**Figure data in JSON:**
● ● ● ●

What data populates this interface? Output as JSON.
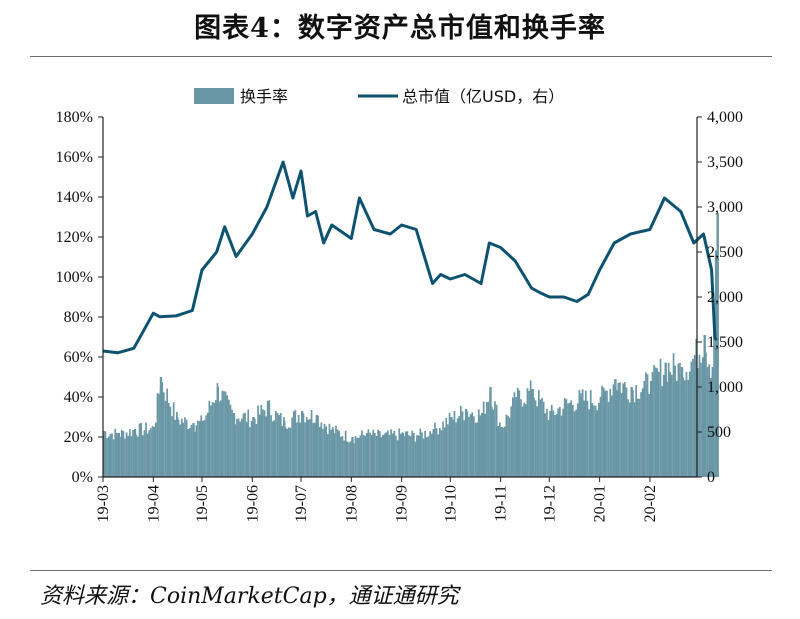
{
  "header": {
    "title": "图表4：数字资产总市值和换手率"
  },
  "footer": {
    "source": "资料来源：CoinMarketCap，通证通研究"
  },
  "colors": {
    "bar": "#6a97a6",
    "line": "#0d5370",
    "axis": "#222222"
  },
  "chart_data": {
    "type": "bar+line",
    "title": "图表4：数字资产总市值和换手率",
    "x": {
      "tick_labels": [
        "19-03",
        "19-04",
        "19-05",
        "19-06",
        "19-07",
        "19-08",
        "19-09",
        "19-10",
        "19-11",
        "19-12",
        "20-01",
        "20-02"
      ],
      "range": [
        "19-03",
        "20-03"
      ]
    },
    "y_left": {
      "range": [
        0,
        180
      ],
      "unit": "%",
      "tick_labels": [
        "0%",
        "20%",
        "40%",
        "60%",
        "80%",
        "100%",
        "120%",
        "140%",
        "160%",
        "180%"
      ]
    },
    "y_right": {
      "range": [
        0,
        4000
      ],
      "tick_labels": [
        "0",
        "500",
        "1,000",
        "1,500",
        "2,000",
        "2,500",
        "3,000",
        "3,500",
        "4,000"
      ]
    },
    "legend": {
      "placement": "top",
      "entries": [
        "换手率",
        "总市值（亿USD，右）"
      ]
    },
    "series": [
      {
        "name": "换手率",
        "type": "bar",
        "axis": "left",
        "x": [
          "19-03-01",
          "19-03-10",
          "19-03-20",
          "19-04-01",
          "19-04-05",
          "19-04-15",
          "19-04-25",
          "19-05-01",
          "19-05-10",
          "19-05-20",
          "19-06-01",
          "19-06-10",
          "19-06-20",
          "19-07-01",
          "19-07-10",
          "19-07-20",
          "19-08-01",
          "19-08-10",
          "19-08-20",
          "19-09-01",
          "19-09-10",
          "19-09-20",
          "19-10-01",
          "19-10-10",
          "19-10-20",
          "19-10-25",
          "19-11-01",
          "19-11-10",
          "19-11-20",
          "19-12-01",
          "19-12-10",
          "19-12-20",
          "20-01-01",
          "20-01-10",
          "20-01-20",
          "20-02-01",
          "20-02-10",
          "20-02-20",
          "20-02-28",
          "20-03-05",
          "20-03-10",
          "20-03-13"
        ],
        "values": [
          23,
          22,
          24,
          25,
          50,
          30,
          27,
          28,
          45,
          32,
          30,
          36,
          28,
          33,
          31,
          24,
          20,
          22,
          21,
          22,
          21,
          24,
          30,
          34,
          32,
          45,
          25,
          40,
          44,
          32,
          37,
          40,
          40,
          49,
          45,
          48,
          57,
          55,
          61,
          71,
          55,
          132
        ]
      },
      {
        "name": "总市值（亿USD，右）",
        "type": "line",
        "axis": "right",
        "x": [
          "19-03-01",
          "19-03-10",
          "19-03-20",
          "19-04-01",
          "19-04-05",
          "19-04-15",
          "19-04-25",
          "19-05-01",
          "19-05-10",
          "19-05-15",
          "19-05-22",
          "19-06-01",
          "19-06-10",
          "19-06-20",
          "19-06-26",
          "19-07-01",
          "19-07-05",
          "19-07-10",
          "19-07-15",
          "19-07-20",
          "19-08-01",
          "19-08-06",
          "19-08-15",
          "19-08-25",
          "19-09-01",
          "19-09-10",
          "19-09-20",
          "19-09-25",
          "19-10-01",
          "19-10-10",
          "19-10-20",
          "19-10-25",
          "19-11-01",
          "19-11-10",
          "19-11-20",
          "19-11-25",
          "19-12-01",
          "19-12-10",
          "19-12-18",
          "19-12-25",
          "20-01-01",
          "20-01-10",
          "20-01-20",
          "20-02-01",
          "20-02-10",
          "20-02-20",
          "20-02-28",
          "20-03-05",
          "20-03-10",
          "20-03-12",
          "20-03-13"
        ],
        "values": [
          1400,
          1380,
          1430,
          1820,
          1780,
          1790,
          1850,
          2300,
          2500,
          2780,
          2450,
          2700,
          3000,
          3500,
          3100,
          3400,
          2900,
          2950,
          2600,
          2800,
          2650,
          3100,
          2750,
          2700,
          2800,
          2750,
          2150,
          2250,
          2200,
          2250,
          2150,
          2600,
          2550,
          2400,
          2100,
          2050,
          2000,
          2000,
          1950,
          2030,
          2300,
          2600,
          2700,
          2750,
          3100,
          2950,
          2600,
          2700,
          2300,
          1550,
          1520
        ]
      }
    ]
  }
}
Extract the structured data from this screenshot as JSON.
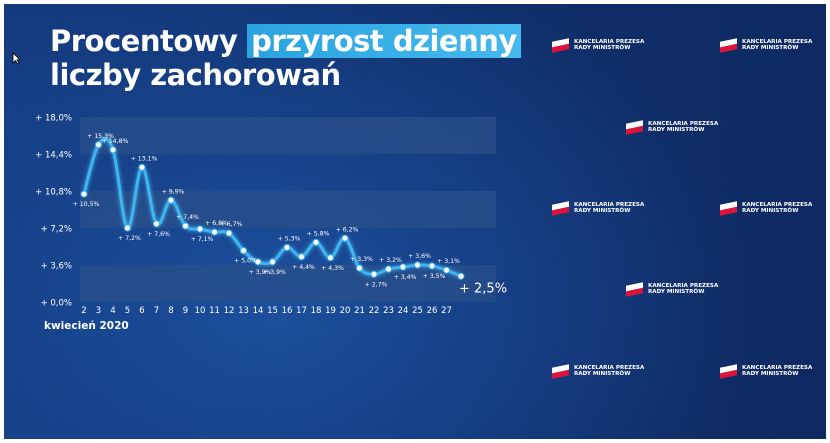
{
  "title": {
    "line1_plain": "Procentowy ",
    "line1_highlight": "przyrost dzienny",
    "line2": "liczby zachorowań"
  },
  "logo": {
    "line1": "KANCELARIA PREZESA",
    "line2": "RADY MINISTRÓW"
  },
  "colors": {
    "background": "#10306c",
    "line": "#3fb4f0",
    "highlight": "#2aa3df",
    "band": "#2a4f8a"
  },
  "chart_data": {
    "type": "line",
    "xlabel": "kwiecień 2020",
    "ylabel": "",
    "ylim": [
      0,
      18
    ],
    "yticks": [
      "+ 0,0%",
      "+ 3,6%",
      "+ 7,2%",
      "+ 10,8%",
      "+ 14,4%",
      "+ 18,0%"
    ],
    "ytick_values": [
      0,
      3.6,
      7.2,
      10.8,
      14.4,
      18.0
    ],
    "x": [
      1,
      2,
      3,
      4,
      5,
      6,
      7,
      8,
      9,
      10,
      11,
      12,
      13,
      14,
      15,
      16,
      17,
      18,
      19,
      20,
      21,
      22,
      23,
      24,
      25,
      26,
      27
    ],
    "xtick_labels": [
      "2",
      "3",
      "4",
      "5",
      "6",
      "7",
      "8",
      "9",
      "10",
      "11",
      "12",
      "13",
      "14",
      "15",
      "16",
      "17",
      "18",
      "19",
      "20",
      "21",
      "22",
      "23",
      "24",
      "25",
      "26",
      "27"
    ],
    "values": [
      10.5,
      15.3,
      14.8,
      7.2,
      13.1,
      7.6,
      9.9,
      7.4,
      7.1,
      6.8,
      6.7,
      5.0,
      3.9,
      3.9,
      5.3,
      4.4,
      5.8,
      4.3,
      6.2,
      3.3,
      2.7,
      3.2,
      3.4,
      3.6,
      3.5,
      3.1,
      2.5
    ],
    "data_labels": [
      "+ 10,5%",
      "+ 15,3%",
      "+ 14,8%",
      "+ 7,2%",
      "+ 13,1%",
      "+ 7,6%",
      "+ 9,9%",
      "+ 7,4%",
      "+ 7,1%",
      "+ 6,8%",
      "+ 6,7%",
      "+ 5,0%",
      "+ 3,9%",
      "+ 3,9%",
      "+ 5,3%",
      "+ 4,4%",
      "+ 5,8%",
      "+ 4,3%",
      "+ 6,2%",
      "+ 3,3%",
      "+ 2,7%",
      "+ 3,2%",
      "+ 3,4%",
      "+ 3,6%",
      "+ 3,5%",
      "+ 3,1%",
      "+ 2,5%"
    ],
    "label_above": [
      false,
      true,
      true,
      false,
      true,
      false,
      true,
      true,
      false,
      true,
      true,
      false,
      false,
      false,
      true,
      false,
      true,
      false,
      true,
      true,
      false,
      true,
      false,
      true,
      false,
      true,
      false
    ],
    "bands": [
      [
        0,
        3.6
      ],
      [
        7.2,
        10.8
      ],
      [
        14.4,
        18.0
      ]
    ],
    "grid": false,
    "legend": "none"
  }
}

● ● ● ●

**INSTRUCTIONS TO FOLLOW:** Your answer should be one number: the count of lines in the data above that include the word "this".

**WRITTEN SOLUTION:** 2